Requirements:
Reproduce all the material exactly, minus any pictures it holds.

Dataset content:
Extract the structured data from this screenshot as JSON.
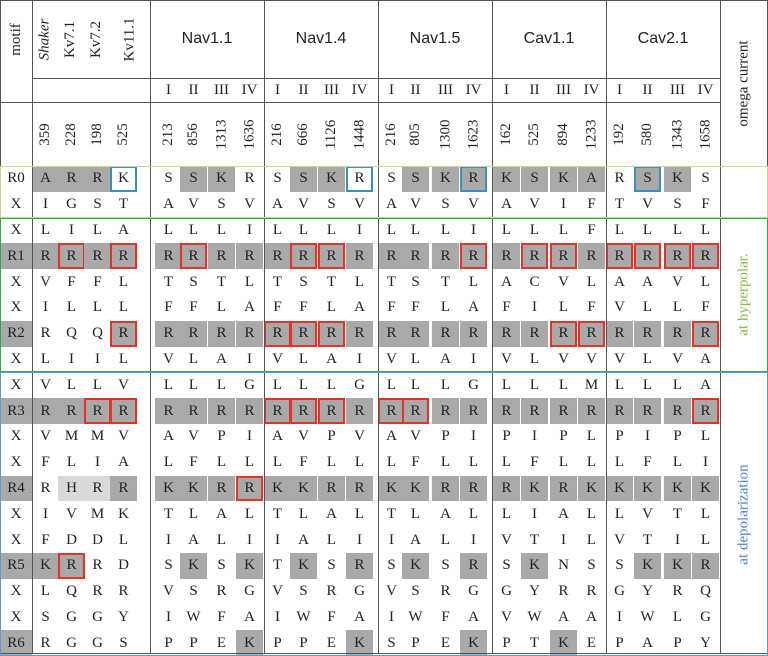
{
  "header": {
    "motif": "motif",
    "shaker": "Shaker",
    "kv71": "Kv7.1",
    "kv72": "Kv7.2",
    "kv111": "Kv11.1",
    "channels": [
      "Nav1.1",
      "Nav1.4",
      "Nav1.5",
      "Cav1.1",
      "Cav2.1"
    ],
    "domains": [
      "I",
      "II",
      "III",
      "IV"
    ],
    "omega": "omega current"
  },
  "positions": [
    "359",
    "228",
    "198",
    "525",
    "213",
    "856",
    "1313",
    "1636",
    "216",
    "666",
    "1126",
    "1448",
    "216",
    "805",
    "1300",
    "1623",
    "162",
    "525",
    "894",
    "1233",
    "192",
    "580",
    "1343",
    "1658"
  ],
  "labels": {
    "hyperpolar": "at hyperpolar.",
    "depolar": "at depolarization"
  },
  "colors": {
    "gray": "#a9a9a9",
    "light_gray": "#d9d9d9",
    "red_box": "#e0342b",
    "blue_box": "#3f8fb5",
    "yellow_green_box": "#c6d98a",
    "green_box": "#2fa84f",
    "blue_region_box": "#5b9bd5",
    "hyperpolar_text": "#8ab84a",
    "depolar_text": "#4a86c8"
  },
  "rows": [
    {
      "motif": "R0",
      "res": "ARRKSSKRSSKRSSKRKSKARSKS",
      "gray": "0111001100110011111110110",
      "red": "",
      "blue": "000100000001000100000100"
    },
    {
      "motif": "X",
      "res": "IGSTAVSVAVSVAVSVAVIFTVSF",
      "gray": "",
      "red": "",
      "blue": ""
    },
    {
      "motif": "X",
      "res": "LILALLLILLLILLLILLLFLLLL",
      "gray": "",
      "red": "",
      "blue": ""
    },
    {
      "motif": "R1",
      "res": "RRRRRRRRRRRRRRRRRRRRRRRR",
      "gray": "1111111111111111111111111",
      "red": "010101000110000101101111",
      "blue": ""
    },
    {
      "motif": "X",
      "res": "VFFLTSTLTSTLTSTLACVLAAVL",
      "gray": "",
      "red": "",
      "blue": ""
    },
    {
      "motif": "X",
      "res": "ILLLFFLAFFLAFFLAFILFVLLF",
      "gray": "",
      "red": "",
      "blue": ""
    },
    {
      "motif": "R2",
      "res": "RQQRRRRRRRRRRRRRRRRRRRRR",
      "gray": "1000111111111111111111111",
      "red": "000100001110000000110001",
      "blue": ""
    },
    {
      "motif": "X",
      "res": "LIILVLAIVLAIVLAIVLVVVLVA",
      "gray": "",
      "red": "",
      "blue": ""
    },
    {
      "motif": "X",
      "res": "VLLVLLLGLLLGLLLGLLLMLLLA",
      "gray": "",
      "red": "",
      "blue": ""
    },
    {
      "motif": "R3",
      "res": "RRRRRRRRRRRRRRRRRRRRRRRR",
      "gray": "1111111111111111111111111",
      "red": "001100001110110000000001",
      "blue": ""
    },
    {
      "motif": "X",
      "res": "VMMVAVPIAVPVAVPIPIPLPIPL",
      "gray": "",
      "red": "",
      "blue": ""
    },
    {
      "motif": "X",
      "res": "FLIALFLLLFLLLFLLLFLLLFLI",
      "gray": "",
      "red": "",
      "blue": ""
    },
    {
      "motif": "R4",
      "res": "RHRRKKRRKKRRKKRRRKRKKKKK",
      "gray": "1022111111111111111111111",
      "red": "000000010000000000000000",
      "blue": ""
    },
    {
      "motif": "X",
      "res": "IVMKTLALTLALTLALLIALLVTL",
      "gray": "",
      "red": "",
      "blue": ""
    },
    {
      "motif": "X",
      "res": "FDDLIALIIALIIALIVTILVTIL",
      "gray": "",
      "red": "",
      "blue": ""
    },
    {
      "motif": "R5",
      "res": "KRRDSKSKTKSRSKSRSKNSSKKR",
      "gray": "1110001010101010101000111",
      "red": "010000000000000000000000",
      "blue": ""
    },
    {
      "motif": "X",
      "res": "LQRRVSRGVSRGVSRGGYRRGYRQ",
      "gray": "",
      "red": "",
      "blue": ""
    },
    {
      "motif": "X",
      "res": "SGGYIWFAIWFAIWFAVWAAIWLG",
      "gray": "",
      "red": "",
      "blue": ""
    },
    {
      "motif": "R6",
      "res": "RGGSPPEKPPEKSPEKPTKEPAPY",
      "gray": "1000000010001000100100000",
      "red": "",
      "blue": ""
    }
  ]
}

Result for this task:
Extract the structured data from this screenshot as JSON.
{
  "header": {
    "motif": "motif",
    "shaker": "Shaker",
    "kv71": "Kv7.1",
    "kv72": "Kv7.2",
    "kv111": "Kv11.1",
    "channels": [
      "Nav1.1",
      "Nav1.4",
      "Nav1.5",
      "Cav1.1",
      "Cav2.1"
    ],
    "domains": [
      "I",
      "II",
      "III",
      "IV"
    ],
    "omega": "omega current"
  },
  "positions": [
    "359",
    "228",
    "198",
    "525",
    "213",
    "856",
    "1313",
    "1636",
    "216",
    "666",
    "1126",
    "1448",
    "216",
    "805",
    "1300",
    "1623",
    "162",
    "525",
    "894",
    "1233",
    "192",
    "580",
    "1343",
    "1658"
  ],
  "labels": {
    "hyperpolar": "at hyperpolar.",
    "depolar": "at depolarization"
  },
  "colors": {
    "gray": "#a9a9a9",
    "light_gray": "#d9d9d9",
    "red_box": "#e0342b",
    "blue_box": "#3f8fb5",
    "yellow_green_box": "#c6d98a",
    "green_box": "#2fa84f",
    "blue_region_box": "#5b9bd5",
    "hyperpolar_text": "#8ab84a",
    "depolar_text": "#4a86c8"
  },
  "rows": [
    {
      "motif": "R0",
      "res": "ARRKSSKRSSKRSSKRKSKARSKS",
      "gray": "0111001100110011111110110",
      "red": "",
      "blue": "000100000001000100000100"
    },
    {
      "motif": "X",
      "res": "IGSTAVSVAVSVAVSVAVIFTVSF",
      "gray": "",
      "red": "",
      "blue": ""
    },
    {
      "motif": "X",
      "res": "LILALLLILLLILLLILLLFLLLL",
      "gray": "",
      "red": "",
      "blue": ""
    },
    {
      "motif": "R1",
      "res": "RRRRRRRRRRRRRRRRRRRRRRRR",
      "gray": "1111111111111111111111111",
      "red": "010101000110000101101111",
      "blue": ""
    },
    {
      "motif": "X",
      "res": "VFFLTSTLTSTLTSTLACVLAAVL",
      "gray": "",
      "red": "",
      "blue": ""
    },
    {
      "motif": "X",
      "res": "ILLLFFLAFFLAFFLAFILFVLLF",
      "gray": "",
      "red": "",
      "blue": ""
    },
    {
      "motif": "R2",
      "res": "RQQRRRRRRRRRRRRRRRRRRRRR",
      "gray": "1000111111111111111111111",
      "red": "000100001110000000110001",
      "blue": ""
    },
    {
      "motif": "X",
      "res": "LIILVLAIVLAIVLAIVLVVVLVA",
      "gray": "",
      "red": "",
      "blue": ""
    },
    {
      "motif": "X",
      "res": "VLLVLLLGLLLGLLLGLLLMLLLA",
      "gray": "",
      "red": "",
      "blue": ""
    },
    {
      "motif": "R3",
      "res": "RRRRRRRRRRRRRRRRRRRRRRRR",
      "gray": "1111111111111111111111111",
      "red": "001100001110110000000001",
      "blue": ""
    },
    {
      "motif": "X",
      "res": "VMMVAVPIAVPVAVPIPIPLPIPL",
      "gray": "",
      "red": "",
      "blue": ""
    },
    {
      "motif": "X",
      "res": "FLIALFLLLFLLLFLLLFLLLFLI",
      "gray": "",
      "red": "",
      "blue": ""
    },
    {
      "motif": "R4",
      "res": "RHRRKKRRKKRRKKRRRKRKKKKK",
      "gray": "1022111111111111111111111",
      "red": "000000010000000000000000",
      "blue": ""
    },
    {
      "motif": "X",
      "res": "IVMKTLALTLALTLALLIALLVTL",
      "gray": "",
      "red": "",
      "blue": ""
    },
    {
      "motif": "X",
      "res": "FDDLIALIIALIIALIVTILVTIL",
      "gray": "",
      "red": "",
      "blue": ""
    },
    {
      "motif": "R5",
      "res": "KRRDSKSKTKSRSKSRSKNSSKKR",
      "gray": "1110001010101010101000111",
      "red": "010000000000000000000000",
      "blue": ""
    },
    {
      "motif": "X",
      "res": "LQRRVSRGVSRGVSRGGYRRGYRQ",
      "gray": "",
      "red": "",
      "blue": ""
    },
    {
      "motif": "X",
      "res": "SGGYIWFAIWFAIWFAVWAAIWLG",
      "gray": "",
      "red": "",
      "blue": ""
    },
    {
      "motif": "R6",
      "res": "RGGSPPEKPPEKSPEKPTKEPAPY",
      "gray": "1000000010001000100100000",
      "red": "",
      "blue": ""
    }
  ]
}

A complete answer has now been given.